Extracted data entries
:::::
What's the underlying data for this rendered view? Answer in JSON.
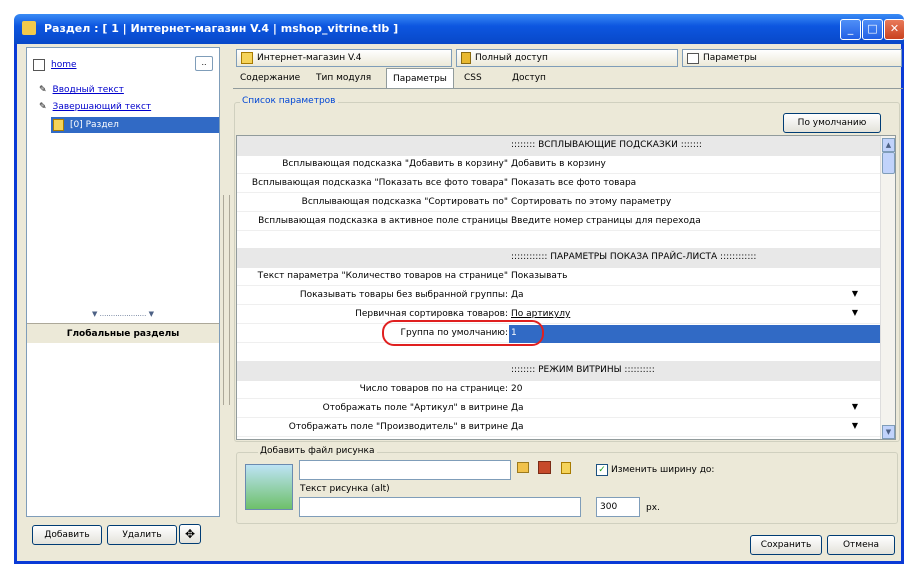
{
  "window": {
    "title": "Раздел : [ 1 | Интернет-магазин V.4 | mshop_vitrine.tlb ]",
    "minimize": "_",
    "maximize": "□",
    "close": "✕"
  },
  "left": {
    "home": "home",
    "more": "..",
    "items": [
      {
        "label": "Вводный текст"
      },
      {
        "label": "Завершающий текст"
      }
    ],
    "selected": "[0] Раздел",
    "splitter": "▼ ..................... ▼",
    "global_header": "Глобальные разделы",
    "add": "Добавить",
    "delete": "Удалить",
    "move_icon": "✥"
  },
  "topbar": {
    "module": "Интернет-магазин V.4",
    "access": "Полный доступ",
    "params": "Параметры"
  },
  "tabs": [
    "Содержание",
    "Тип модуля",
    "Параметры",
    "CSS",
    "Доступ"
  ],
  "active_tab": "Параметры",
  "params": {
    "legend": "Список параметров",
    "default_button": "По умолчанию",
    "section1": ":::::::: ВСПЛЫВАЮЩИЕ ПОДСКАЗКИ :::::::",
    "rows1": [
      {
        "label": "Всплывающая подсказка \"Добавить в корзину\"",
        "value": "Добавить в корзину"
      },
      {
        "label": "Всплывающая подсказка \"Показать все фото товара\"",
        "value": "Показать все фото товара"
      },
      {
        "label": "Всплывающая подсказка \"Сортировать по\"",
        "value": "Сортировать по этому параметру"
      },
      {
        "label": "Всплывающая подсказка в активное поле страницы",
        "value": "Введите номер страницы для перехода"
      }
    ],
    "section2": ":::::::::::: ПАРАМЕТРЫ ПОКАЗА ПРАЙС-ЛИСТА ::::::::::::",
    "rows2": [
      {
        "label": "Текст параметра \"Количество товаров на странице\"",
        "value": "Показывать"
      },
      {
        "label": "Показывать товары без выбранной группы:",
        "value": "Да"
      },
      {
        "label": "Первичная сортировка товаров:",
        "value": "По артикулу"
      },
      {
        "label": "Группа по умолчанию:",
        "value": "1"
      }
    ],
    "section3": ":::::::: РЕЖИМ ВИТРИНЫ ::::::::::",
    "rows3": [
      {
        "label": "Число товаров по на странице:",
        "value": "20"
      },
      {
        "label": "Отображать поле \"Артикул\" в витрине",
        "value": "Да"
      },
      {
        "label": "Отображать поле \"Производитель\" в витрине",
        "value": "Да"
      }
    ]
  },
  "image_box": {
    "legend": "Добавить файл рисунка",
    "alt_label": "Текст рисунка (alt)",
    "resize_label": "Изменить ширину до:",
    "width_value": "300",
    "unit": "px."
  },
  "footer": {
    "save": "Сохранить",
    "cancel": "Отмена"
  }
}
:::::
[What to do] All the records need to be repeated exactly, with the images dropped.

[Answer]
What's the underlying data for this rendered view? Answer in JSON.
{
  "window": {
    "title": "Раздел : [ 1 | Интернет-магазин V.4 | mshop_vitrine.tlb ]",
    "minimize": "_",
    "maximize": "□",
    "close": "✕"
  },
  "left": {
    "home": "home",
    "more": "..",
    "items": [
      {
        "label": "Вводный текст"
      },
      {
        "label": "Завершающий текст"
      }
    ],
    "selected": "[0] Раздел",
    "splitter": "▼ ..................... ▼",
    "global_header": "Глобальные разделы",
    "add": "Добавить",
    "delete": "Удалить",
    "move_icon": "✥"
  },
  "topbar": {
    "module": "Интернет-магазин V.4",
    "access": "Полный доступ",
    "params": "Параметры"
  },
  "tabs": [
    "Содержание",
    "Тип модуля",
    "Параметры",
    "CSS",
    "Доступ"
  ],
  "active_tab": "Параметры",
  "params": {
    "legend": "Список параметров",
    "default_button": "По умолчанию",
    "section1": ":::::::: ВСПЛЫВАЮЩИЕ ПОДСКАЗКИ :::::::",
    "rows1": [
      {
        "label": "Всплывающая подсказка \"Добавить в корзину\"",
        "value": "Добавить в корзину"
      },
      {
        "label": "Всплывающая подсказка \"Показать все фото товара\"",
        "value": "Показать все фото товара"
      },
      {
        "label": "Всплывающая подсказка \"Сортировать по\"",
        "value": "Сортировать по этому параметру"
      },
      {
        "label": "Всплывающая подсказка в активное поле страницы",
        "value": "Введите номер страницы для перехода"
      }
    ],
    "section2": ":::::::::::: ПАРАМЕТРЫ ПОКАЗА ПРАЙС-ЛИСТА ::::::::::::",
    "rows2": [
      {
        "label": "Текст параметра \"Количество товаров на странице\"",
        "value": "Показывать"
      },
      {
        "label": "Показывать товары без выбранной группы:",
        "value": "Да"
      },
      {
        "label": "Первичная сортировка товаров:",
        "value": "По артикулу"
      },
      {
        "label": "Группа по умолчанию:",
        "value": "1"
      }
    ],
    "section3": ":::::::: РЕЖИМ ВИТРИНЫ ::::::::::",
    "rows3": [
      {
        "label": "Число товаров по на странице:",
        "value": "20"
      },
      {
        "label": "Отображать поле \"Артикул\" в витрине",
        "value": "Да"
      },
      {
        "label": "Отображать поле \"Производитель\" в витрине",
        "value": "Да"
      }
    ]
  },
  "image_box": {
    "legend": "Добавить файл рисунка",
    "alt_label": "Текст рисунка (alt)",
    "resize_label": "Изменить ширину до:",
    "width_value": "300",
    "unit": "px."
  },
  "footer": {
    "save": "Сохранить",
    "cancel": "Отмена"
  }
}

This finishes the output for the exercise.